## Excerpted text
Sub removeduplicateFullRows()
	dim vc,founddeletes as boolean,i,j,t,ubcolumns,sts,cc as new collection,n,doc
	doc = thiscomponent
	vc = doc.currentcontroller.viewcursor
	if isempty(vc.texttable) then
		msgbox "First click in a texttable to remove duplicate full rows"
		exit sub
	end if
	t = vc.texttable
	doc.lockcontrollers
	on error goto hr
	n= t.rows.count -1
	ubcolumns=t.columns.count -1
	for i =  n to 0 step -1
	st = ""
	for j= 0 to ubcolumns
		st=st & t.getCellByPosition(j,i).string
	next
		if isincollection(cc,st) = false then
			cc.add "",st
		else
			if not founddeletes then
				doc.undomanager.enterUndoContext("Delete Duplicates")
				founddeletes = true
			end if
			t.rows.removebyindex(i,1)
		end if
	next
hr:
	doc.unlockcontrollers
	if founddeletes then doc.undomanager.leaveUndoContext

End Sub
Edit: not tested to destruction, always have a backup.

## Request 1
Copy everything in the duplicate-row macro from "founddeletes = true" down to "have a backup.", replacing "founddeletes" with "removedAny".
## Request 2
Carry on the post about the duplicate-row macro from its last line.

## Data extract
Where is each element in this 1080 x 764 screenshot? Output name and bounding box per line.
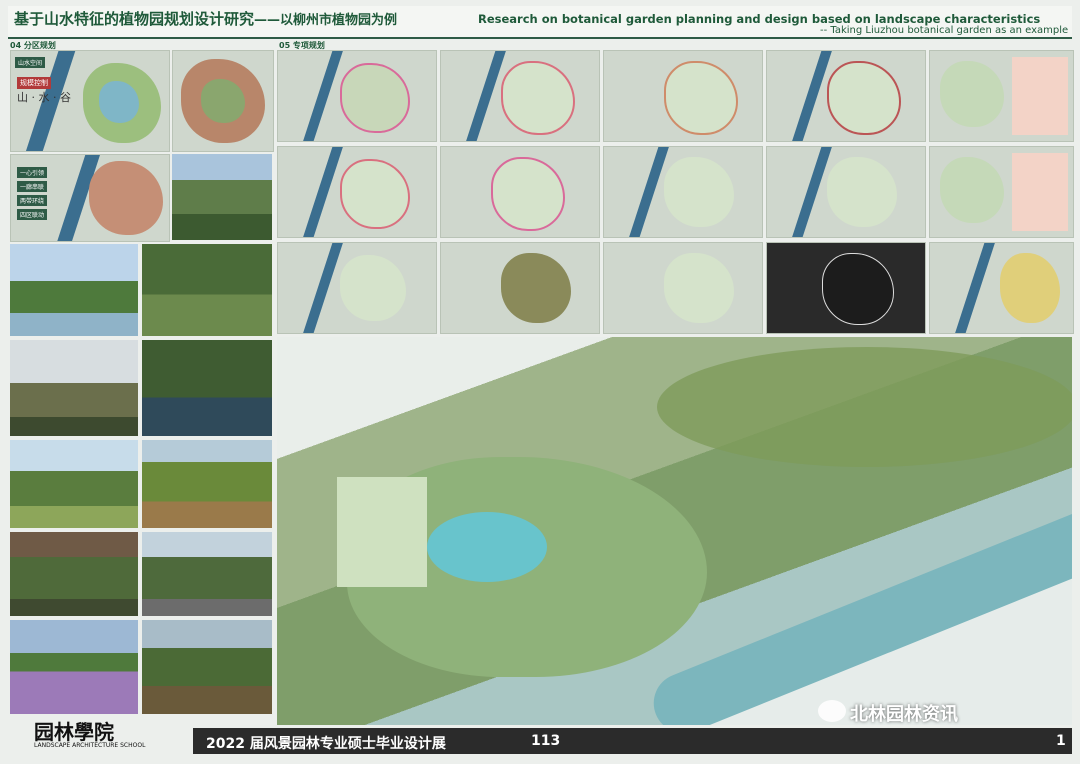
photo-misty-hills (10, 340, 138, 436)
photo-lavender-field (10, 620, 138, 714)
central-lake (427, 512, 547, 582)
river-aerial (644, 491, 1072, 725)
title-main: 基于山水特征的植物园规划设计研究 (14, 10, 255, 28)
special-map (277, 146, 437, 238)
photo-lakeside (10, 244, 138, 336)
title-en-sub: -- Taking Liuzhou botanical garden as an… (820, 25, 1069, 36)
special-map (440, 146, 600, 238)
exhibition-title: 2022 届风景园林专业硕士毕业设计展 (206, 736, 446, 752)
special-map (277, 50, 437, 142)
photo-wetland (142, 620, 272, 714)
watermark: 北林园林资讯 (850, 704, 958, 725)
title-cn: 基于山水特征的植物园规划设计研究——以柳州市植物园为例 (14, 8, 397, 29)
zoning-map-1: 山水空间 规模控制 山 · 水 · 谷 (10, 50, 170, 152)
photo-forest-path (142, 244, 272, 336)
page-number: 1 (1056, 733, 1066, 749)
special-map (603, 50, 763, 142)
aerial-masterplan (277, 337, 1072, 725)
greenhouse-area (337, 477, 427, 587)
water-zone (99, 81, 139, 123)
zoning-map-2 (172, 50, 274, 152)
legend-item: 一心引领 (17, 167, 48, 178)
special-map (929, 242, 1074, 334)
special-planning-grid (277, 50, 1074, 334)
title-en: Research on botanical garden planning an… (478, 12, 1041, 26)
photo-garden-path (172, 154, 272, 240)
header-rule (8, 37, 1072, 39)
special-map (766, 146, 926, 238)
photo-trail (142, 532, 272, 616)
title-sub: ——以柳州市植物园为例 (254, 13, 398, 28)
photo-garden-lawn (10, 440, 138, 528)
special-map (603, 146, 763, 238)
special-map (929, 50, 1074, 142)
mountains (657, 347, 1072, 467)
special-map (929, 146, 1074, 238)
special-map (766, 50, 926, 142)
legend-item: 四区联动 (17, 209, 48, 220)
exhibit-number: 113 (531, 733, 561, 749)
zoning-map-3: 一心引领 一廊串联 两带环绕 四区联动 (10, 154, 170, 242)
special-map (440, 242, 600, 334)
site-plan (89, 161, 163, 235)
photo-stream (142, 340, 272, 436)
wechat-icon (818, 700, 846, 722)
site-core (201, 79, 245, 123)
special-map-night (766, 242, 926, 334)
school-logo: 园林學院 (34, 720, 114, 744)
zone-tag: 山水空间 (15, 57, 46, 68)
school-logo-en: LANDSCAPE ARCHITECTURE SCHOOL (34, 742, 146, 749)
zone-red-tag: 规模控制 (17, 77, 51, 89)
photo-autumn-trees (142, 440, 272, 528)
special-map (440, 50, 600, 142)
special-map (603, 242, 763, 334)
legend-item: 一廊串联 (17, 181, 48, 192)
legend-item: 两带环绕 (17, 195, 48, 206)
special-map (277, 242, 437, 334)
photo-woodland (10, 532, 138, 616)
shan-shui-gu-text: 山 · 水 · 谷 (17, 91, 71, 104)
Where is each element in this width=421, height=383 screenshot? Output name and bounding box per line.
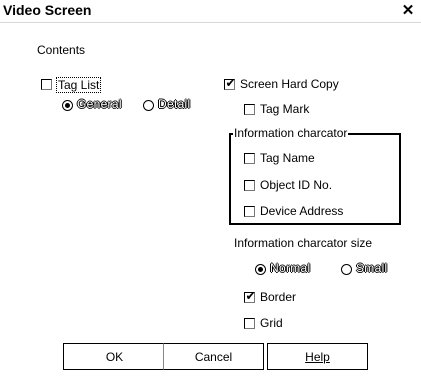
tag-mark-label: Tag Mark <box>260 102 310 116</box>
grid-checkbox[interactable] <box>244 318 255 329</box>
small-radio[interactable] <box>341 264 352 275</box>
device-address-checkbox[interactable] <box>244 206 255 217</box>
video-screen-dialog: Video Screen ✕ Contents Tag List General… <box>0 0 421 383</box>
help-button[interactable]: Help <box>267 343 368 370</box>
title-bar: Video Screen ✕ <box>0 0 421 23</box>
cancel-button[interactable]: Cancel <box>163 343 264 370</box>
tag-name-checkbox[interactable] <box>244 153 255 164</box>
tag-mark-checkbox[interactable] <box>244 104 255 115</box>
screen-hard-copy-label: Screen Hard Copy <box>240 77 339 91</box>
object-id-label: Object ID No. <box>260 178 333 192</box>
contents-label: Contents <box>37 43 86 57</box>
cancel-button-label: Cancel <box>194 349 233 364</box>
check-icon: ✔ <box>225 76 236 90</box>
window-title: Video Screen <box>3 2 92 18</box>
device-address-label: Device Address <box>260 204 344 218</box>
general-radio[interactable] <box>62 100 73 111</box>
help-button-label: Help <box>305 349 330 364</box>
information-charcator-group-title: Information charcator <box>233 126 349 140</box>
close-icon[interactable]: ✕ <box>400 3 416 19</box>
detail-radio-label: Detail <box>158 97 191 111</box>
object-id-checkbox[interactable] <box>244 180 255 191</box>
detail-radio[interactable] <box>143 100 154 111</box>
tag-name-label: Tag Name <box>260 151 315 165</box>
normal-radio-label: Normal <box>270 261 311 275</box>
tag-list-label[interactable]: Tag List <box>56 77 102 93</box>
border-checkbox[interactable]: ✔ <box>244 289 256 303</box>
information-charcator-size-label: Information charcator size <box>234 236 373 250</box>
screen-hard-copy-checkbox[interactable]: ✔ <box>224 76 236 90</box>
ok-button[interactable]: OK <box>63 343 166 370</box>
check-icon: ✔ <box>245 289 256 303</box>
small-radio-label: Small <box>356 261 388 275</box>
normal-radio[interactable] <box>255 264 266 275</box>
ok-button-label: OK <box>105 349 124 364</box>
tag-list-checkbox[interactable] <box>41 79 52 90</box>
general-radio-label: General <box>77 97 122 111</box>
border-label: Border <box>260 290 297 304</box>
grid-label: Grid <box>260 316 283 330</box>
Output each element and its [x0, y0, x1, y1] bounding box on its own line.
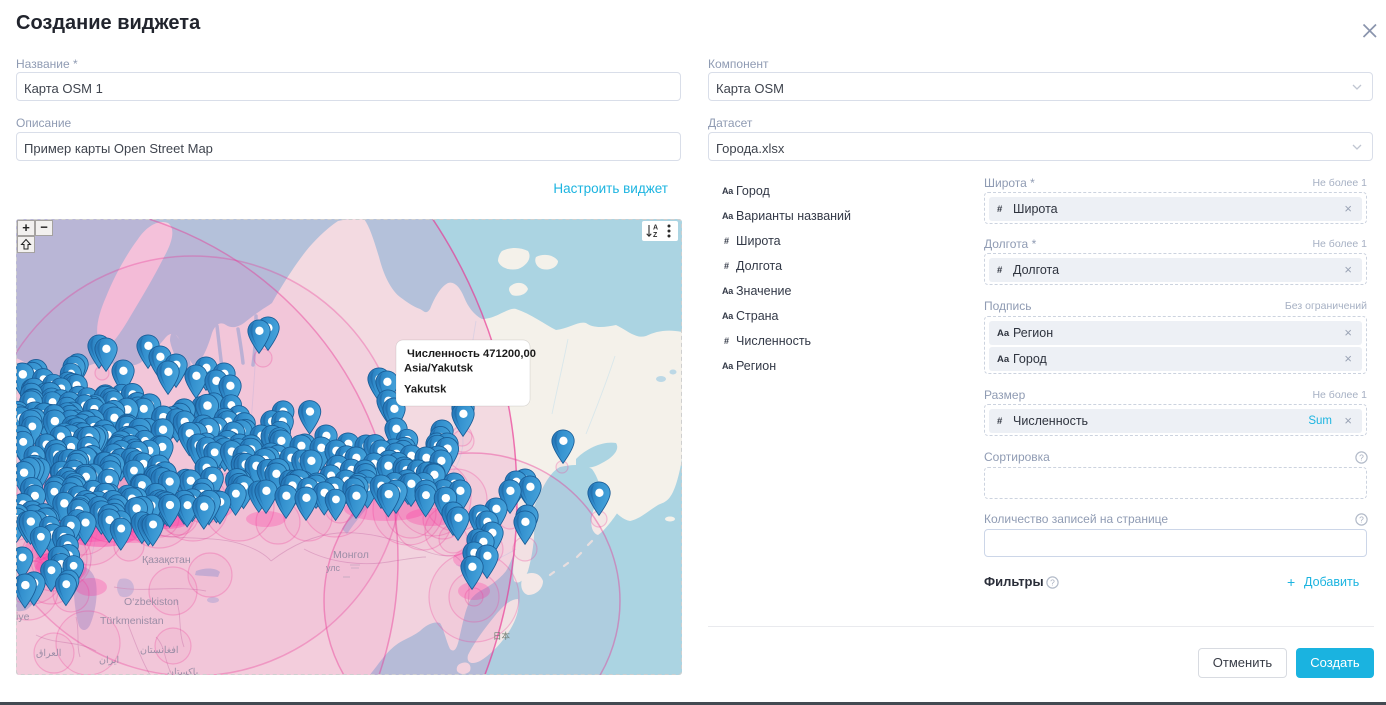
svg-text:Қазақстан: Қазақстан — [142, 554, 191, 566]
svg-text:باكستان: باكستان — [167, 667, 198, 675]
svg-text:−: − — [40, 220, 48, 235]
svg-text:ايران: ايران — [99, 655, 119, 666]
svg-text:Yakutsk: Yakutsk — [404, 384, 447, 396]
svg-text:?: ? — [1359, 453, 1364, 463]
svg-text:Монгол: Монгол — [333, 549, 369, 561]
svg-text:日本: 日本 — [493, 631, 511, 641]
svg-text:Z: Z — [653, 232, 658, 239]
svg-text:O‘zbekiston: O‘zbekiston — [124, 596, 179, 608]
svg-text:?: ? — [1050, 578, 1055, 588]
svg-text:улс: улс — [326, 563, 341, 573]
svg-text:Türkmenistan: Türkmenistan — [100, 615, 164, 627]
svg-text:العراق: العراق — [36, 648, 61, 659]
svg-text:+: + — [22, 220, 30, 235]
svg-text:iye: iye — [16, 611, 30, 623]
svg-text:A: A — [653, 225, 658, 232]
svg-text:افغانستان: افغانستان — [140, 645, 179, 656]
svg-text:Численность 471200,00: Численность 471200,00 — [407, 348, 536, 360]
svg-text:?: ? — [1359, 515, 1364, 525]
svg-text:Asia/Yakutsk: Asia/Yakutsk — [404, 363, 474, 375]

## Task answer 1
removedAny = true
			end if
			t.rows.removebyindex(i,1)
		end if
	next
hr:
	doc.unlockcontrollers
	if removedAny then doc.undomanager.leaveUndoContext

End Sub
Edit: not tested to destruction, always have a backup.

## Task answer 2
Re: Remove duplicate rows in a texttable

Posted: Sat Nov 20, 2021 10:45 am
by karolus
Hallo

Transition into python (the FullRow-variant) :

Code: Select all

def remove_duplicates_from_Texttable():
    doc = XSCRIPTCONTEXT.getDocument()
    sel = doc.CurrentSelection[0]
    table = sel.TextTable
    data = table.DataArray
    seen = set()
    to_delete = []
    for n, row in enumerate(data):
        if row in seen:
            to_delete.append(n)
        else:
            seen.add(row)
    rows = table.Rows
    undo = doc.getUndoManager()
    undo.enterUndoContext("remove_Rows")
    for row_index in reversed(to_delete):
        rows.removeByIndex(row_index,1)
    undo.leaveUndoContext()

Re: Remove duplicate rows in a texttable

Posted: Mon Nov 22, 2021 2:08 pm
by JeJe
Thanks karolus.

*

I've developed this a little further into a small extension
Install and then open the attached help/test file.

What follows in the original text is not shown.